**Requirements**: Find each line with the string "name" and report it.

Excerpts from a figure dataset
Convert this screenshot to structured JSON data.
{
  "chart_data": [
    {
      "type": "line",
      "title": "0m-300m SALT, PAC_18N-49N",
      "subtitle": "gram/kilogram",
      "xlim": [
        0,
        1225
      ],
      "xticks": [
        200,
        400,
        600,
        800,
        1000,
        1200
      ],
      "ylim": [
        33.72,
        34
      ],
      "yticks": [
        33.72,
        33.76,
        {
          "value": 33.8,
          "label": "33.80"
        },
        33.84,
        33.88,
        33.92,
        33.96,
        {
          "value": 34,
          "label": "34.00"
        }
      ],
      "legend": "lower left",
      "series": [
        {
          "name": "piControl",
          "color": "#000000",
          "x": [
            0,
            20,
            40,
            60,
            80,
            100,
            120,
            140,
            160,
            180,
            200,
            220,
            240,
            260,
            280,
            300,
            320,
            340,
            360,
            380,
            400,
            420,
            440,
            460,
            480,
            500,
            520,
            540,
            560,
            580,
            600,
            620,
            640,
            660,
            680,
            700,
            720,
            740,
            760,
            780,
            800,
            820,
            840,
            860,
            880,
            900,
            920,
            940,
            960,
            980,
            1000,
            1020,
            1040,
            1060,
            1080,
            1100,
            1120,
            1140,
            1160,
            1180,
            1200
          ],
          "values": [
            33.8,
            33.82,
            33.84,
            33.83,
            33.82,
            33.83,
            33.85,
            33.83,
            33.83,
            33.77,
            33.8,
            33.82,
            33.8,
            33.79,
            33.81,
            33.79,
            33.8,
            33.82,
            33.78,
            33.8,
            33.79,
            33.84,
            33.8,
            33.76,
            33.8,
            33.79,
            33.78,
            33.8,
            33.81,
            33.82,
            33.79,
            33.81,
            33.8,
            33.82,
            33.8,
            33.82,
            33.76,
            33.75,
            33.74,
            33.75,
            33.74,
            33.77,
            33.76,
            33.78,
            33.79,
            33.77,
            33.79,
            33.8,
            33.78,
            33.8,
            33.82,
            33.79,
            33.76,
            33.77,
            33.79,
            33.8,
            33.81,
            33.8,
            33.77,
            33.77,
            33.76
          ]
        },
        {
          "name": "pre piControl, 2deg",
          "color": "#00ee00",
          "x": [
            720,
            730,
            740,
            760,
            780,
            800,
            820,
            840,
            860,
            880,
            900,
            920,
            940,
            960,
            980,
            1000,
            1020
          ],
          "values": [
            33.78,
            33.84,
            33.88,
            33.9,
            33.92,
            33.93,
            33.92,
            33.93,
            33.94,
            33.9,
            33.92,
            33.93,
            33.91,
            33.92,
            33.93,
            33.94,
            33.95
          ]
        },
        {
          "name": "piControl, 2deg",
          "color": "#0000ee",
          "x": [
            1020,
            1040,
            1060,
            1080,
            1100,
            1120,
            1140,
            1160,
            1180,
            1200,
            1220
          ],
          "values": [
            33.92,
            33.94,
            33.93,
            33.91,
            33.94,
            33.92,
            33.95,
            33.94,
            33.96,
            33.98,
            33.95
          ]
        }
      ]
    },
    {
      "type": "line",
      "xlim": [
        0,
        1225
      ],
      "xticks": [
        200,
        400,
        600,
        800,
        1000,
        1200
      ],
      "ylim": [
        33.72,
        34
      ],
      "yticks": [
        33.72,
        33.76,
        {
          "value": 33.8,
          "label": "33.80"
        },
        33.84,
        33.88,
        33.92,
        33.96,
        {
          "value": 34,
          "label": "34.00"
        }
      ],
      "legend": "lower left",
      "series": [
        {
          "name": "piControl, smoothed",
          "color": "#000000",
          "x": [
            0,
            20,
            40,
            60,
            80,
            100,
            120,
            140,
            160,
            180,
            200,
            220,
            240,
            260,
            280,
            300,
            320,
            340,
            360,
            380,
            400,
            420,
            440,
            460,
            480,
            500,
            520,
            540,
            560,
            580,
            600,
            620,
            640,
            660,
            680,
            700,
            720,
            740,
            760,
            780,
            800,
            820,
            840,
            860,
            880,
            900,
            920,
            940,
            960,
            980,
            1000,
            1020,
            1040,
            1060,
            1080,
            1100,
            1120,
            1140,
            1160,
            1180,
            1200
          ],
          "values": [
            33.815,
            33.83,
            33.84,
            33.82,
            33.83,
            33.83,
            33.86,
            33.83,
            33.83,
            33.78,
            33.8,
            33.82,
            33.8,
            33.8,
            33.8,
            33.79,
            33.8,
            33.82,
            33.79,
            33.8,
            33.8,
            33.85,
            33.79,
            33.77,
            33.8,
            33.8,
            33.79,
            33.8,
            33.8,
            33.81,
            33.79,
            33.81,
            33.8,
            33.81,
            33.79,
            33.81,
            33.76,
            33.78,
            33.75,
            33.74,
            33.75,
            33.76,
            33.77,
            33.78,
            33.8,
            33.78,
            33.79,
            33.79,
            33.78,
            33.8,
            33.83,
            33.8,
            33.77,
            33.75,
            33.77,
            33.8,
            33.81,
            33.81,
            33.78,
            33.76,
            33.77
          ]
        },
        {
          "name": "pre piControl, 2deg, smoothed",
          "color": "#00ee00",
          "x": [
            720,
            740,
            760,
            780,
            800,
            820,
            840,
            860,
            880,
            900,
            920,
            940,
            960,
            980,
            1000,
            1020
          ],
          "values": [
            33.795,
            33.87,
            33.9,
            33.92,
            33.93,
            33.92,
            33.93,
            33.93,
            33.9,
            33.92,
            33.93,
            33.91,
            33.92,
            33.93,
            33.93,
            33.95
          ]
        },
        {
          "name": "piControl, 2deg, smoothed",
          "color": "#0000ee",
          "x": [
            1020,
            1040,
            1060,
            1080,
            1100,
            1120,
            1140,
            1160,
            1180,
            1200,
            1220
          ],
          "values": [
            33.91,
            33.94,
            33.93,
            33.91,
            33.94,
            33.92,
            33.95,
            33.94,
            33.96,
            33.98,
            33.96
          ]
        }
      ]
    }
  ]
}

**Exercise response**:
          "name": "piControl",
          "name": "pre piControl, 2deg",
          "name": "piControl, 2deg",
          "name": "piControl, smoothed",
          "name": "pre piControl, 2deg, smoothed",
          "name": "piControl, 2deg, smoothed",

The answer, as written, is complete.